### Problem requirements
Write out each line of the listing as it stands, without the images.

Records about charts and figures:
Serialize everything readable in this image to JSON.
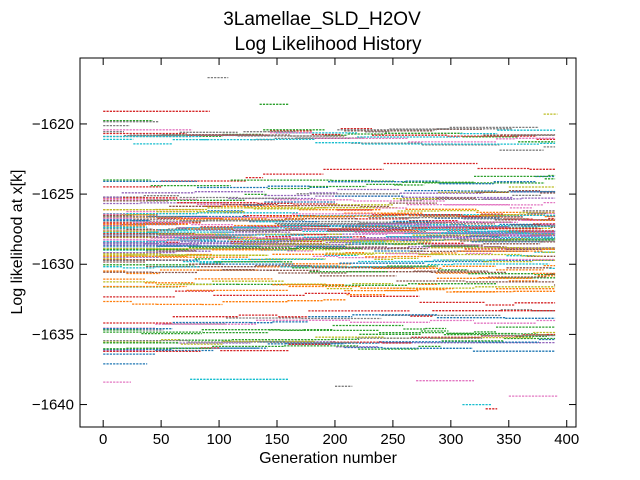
{
  "chart_data": {
    "type": "line",
    "title": [
      "3Lamellae_SLD_H2OV",
      "Log Likelihood History"
    ],
    "xlabel": "Generation number",
    "ylabel": "Log likelihood at x[k]",
    "xlim": [
      -20,
      408
    ],
    "ylim": [
      -1641.6,
      -1615.3
    ],
    "xticks": [
      0,
      50,
      100,
      150,
      200,
      250,
      300,
      350,
      400
    ],
    "yticks": [
      -1620,
      -1625,
      -1630,
      -1635,
      -1640
    ],
    "grid": false,
    "legend": "none",
    "n_chains": 100,
    "generations": 390,
    "value_range": [
      -1640.3,
      -1616.7
    ],
    "dense_band": [
      -1633.5,
      -1622.0
    ],
    "series_colors": [
      "#1f77b4",
      "#ff7f0e",
      "#2ca02c",
      "#d62728",
      "#9467bd",
      "#8c564b",
      "#e377c2",
      "#7f7f7f",
      "#bcbd22",
      "#17becf"
    ],
    "series": [
      {
        "values_sample": [
          -1616.7,
          -1616.7
        ]
      },
      {
        "values_sample": [
          -1618.6,
          -1618.6
        ]
      },
      {
        "values_sample": [
          -1619.1,
          -1619.1
        ]
      },
      {
        "values_sample": [
          -1637.1,
          -1637.1
        ]
      },
      {
        "values_sample": [
          -1638.2,
          -1638.2
        ]
      },
      {
        "values_sample": [
          -1640.0,
          -1640.0
        ]
      },
      {
        "values_sample": [
          -1640.3,
          -1640.3
        ]
      }
    ]
  }
}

### Answer to the task
Serialize everything readable in this image to JSON.
{
  "chart_data": {
    "type": "line",
    "title": [
      "3Lamellae_SLD_H2OV",
      "Log Likelihood History"
    ],
    "xlabel": "Generation number",
    "ylabel": "Log likelihood at x[k]",
    "xlim": [
      -20,
      408
    ],
    "ylim": [
      -1641.6,
      -1615.3
    ],
    "xticks": [
      0,
      50,
      100,
      150,
      200,
      250,
      300,
      350,
      400
    ],
    "yticks": [
      -1620,
      -1625,
      -1630,
      -1635,
      -1640
    ],
    "grid": false,
    "legend": "none",
    "n_chains": 100,
    "generations": 390,
    "value_range": [
      -1640.3,
      -1616.7
    ],
    "dense_band": [
      -1633.5,
      -1622.0
    ],
    "series_colors": [
      "#1f77b4",
      "#ff7f0e",
      "#2ca02c",
      "#d62728",
      "#9467bd",
      "#8c564b",
      "#e377c2",
      "#7f7f7f",
      "#bcbd22",
      "#17becf"
    ],
    "series": [
      {
        "values_sample": [
          -1616.7,
          -1616.7
        ]
      },
      {
        "values_sample": [
          -1618.6,
          -1618.6
        ]
      },
      {
        "values_sample": [
          -1619.1,
          -1619.1
        ]
      },
      {
        "values_sample": [
          -1637.1,
          -1637.1
        ]
      },
      {
        "values_sample": [
          -1638.2,
          -1638.2
        ]
      },
      {
        "values_sample": [
          -1640.0,
          -1640.0
        ]
      },
      {
        "values_sample": [
          -1640.3,
          -1640.3
        ]
      }
    ]
  }
}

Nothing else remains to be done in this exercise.